46-54 first called as Boswell Terrace
67-73 houses built in the 1890s as the earliest in the area, the whole of this site had been intended for used by the Roman Catholic Church and school,.
73 - 75 site of houses demolished because of bomb damage during the Second World War. After the war they remained undeveloped for some years, as too small for Council housing. Clark & Partners Ltd. developed them in the 1950s.
77 partly rebuilt following First World War damage
79-83 houses built on the land not required by the Roman Catholic Church and school, and were occupied by 1914.
91 originally 13 Manor Lane built in 1906, and used as an estate office by the builder, W. J. Scudamore. His name and address appears on various drain inspection covers in the roads on the estate.
108 site of Rainbird's nursery which was replaced with garages,
116 Access point to the nursery and no house built on it until 1954/5.
132-138 built in 1932. The site was reserved by the Church of Good Shepherd for a church hall but eventually sold for building for £252 during the Jubilee Year of the church 1931, and the money paid into the Jubilee Memorial Fund.

Stored data entries
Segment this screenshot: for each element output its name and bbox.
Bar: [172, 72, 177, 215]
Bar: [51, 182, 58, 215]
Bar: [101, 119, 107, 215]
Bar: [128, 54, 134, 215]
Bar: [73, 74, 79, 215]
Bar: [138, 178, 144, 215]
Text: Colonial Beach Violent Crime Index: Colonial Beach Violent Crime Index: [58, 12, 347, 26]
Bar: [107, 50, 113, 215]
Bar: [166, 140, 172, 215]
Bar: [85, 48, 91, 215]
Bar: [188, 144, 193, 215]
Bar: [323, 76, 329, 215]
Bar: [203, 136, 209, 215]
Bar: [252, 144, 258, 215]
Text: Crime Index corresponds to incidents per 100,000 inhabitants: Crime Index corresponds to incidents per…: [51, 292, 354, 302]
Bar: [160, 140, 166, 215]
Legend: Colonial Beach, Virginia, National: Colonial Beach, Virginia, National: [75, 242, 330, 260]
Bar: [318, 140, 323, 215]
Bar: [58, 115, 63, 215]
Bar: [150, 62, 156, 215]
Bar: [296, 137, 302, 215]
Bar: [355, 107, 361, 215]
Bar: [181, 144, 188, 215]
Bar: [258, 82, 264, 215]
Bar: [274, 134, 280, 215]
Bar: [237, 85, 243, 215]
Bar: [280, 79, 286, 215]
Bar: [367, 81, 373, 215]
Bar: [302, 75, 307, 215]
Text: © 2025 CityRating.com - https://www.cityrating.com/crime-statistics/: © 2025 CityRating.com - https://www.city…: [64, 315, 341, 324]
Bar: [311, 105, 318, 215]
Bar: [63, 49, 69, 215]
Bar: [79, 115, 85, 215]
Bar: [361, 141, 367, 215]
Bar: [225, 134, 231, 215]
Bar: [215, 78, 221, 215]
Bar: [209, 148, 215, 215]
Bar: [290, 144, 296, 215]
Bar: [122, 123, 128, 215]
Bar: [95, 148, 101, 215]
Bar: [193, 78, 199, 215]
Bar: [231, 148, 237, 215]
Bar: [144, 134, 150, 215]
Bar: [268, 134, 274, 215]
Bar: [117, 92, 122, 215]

> _Task objective_: Copy out the house history notes in full, word for word. The entries above are separate material from the house history notes.

> _Response to this task_:
46-54 first called as Boswell Terrace
67-73 houses built in the 1890s as the earliest in the area, the whole of this site had been intended for used by the Roman Catholic Church and school,.
73 - 75 site of houses demolished because of bomb damage during the Second World War. After the war they remained undeveloped for some years, as too small for Council housing. Clark & Partners Ltd. developed them in the 1950s.
77 partly rebuilt following First World War damage
79-83 houses built on the land not required by the Roman Catholic Church and school, and were occupied by 1914.
91 originally 13 Manor Lane built in 1906, and used as an estate office by the builder, W. J. Scudamore. His name and address appears on various drain inspection covers in the roads on the estate.
108 site of Rainbird's nursery which was replaced with garages,
116 Access point to the nursery and no house built on it until 1954/5.
132-138 built in 1932. The site was reserved by the Church of Good Shepherd for a church hall but eventually sold for building for £252 during the Jubilee Year of the church 1931, and the money paid into the Jubilee Memorial Fund.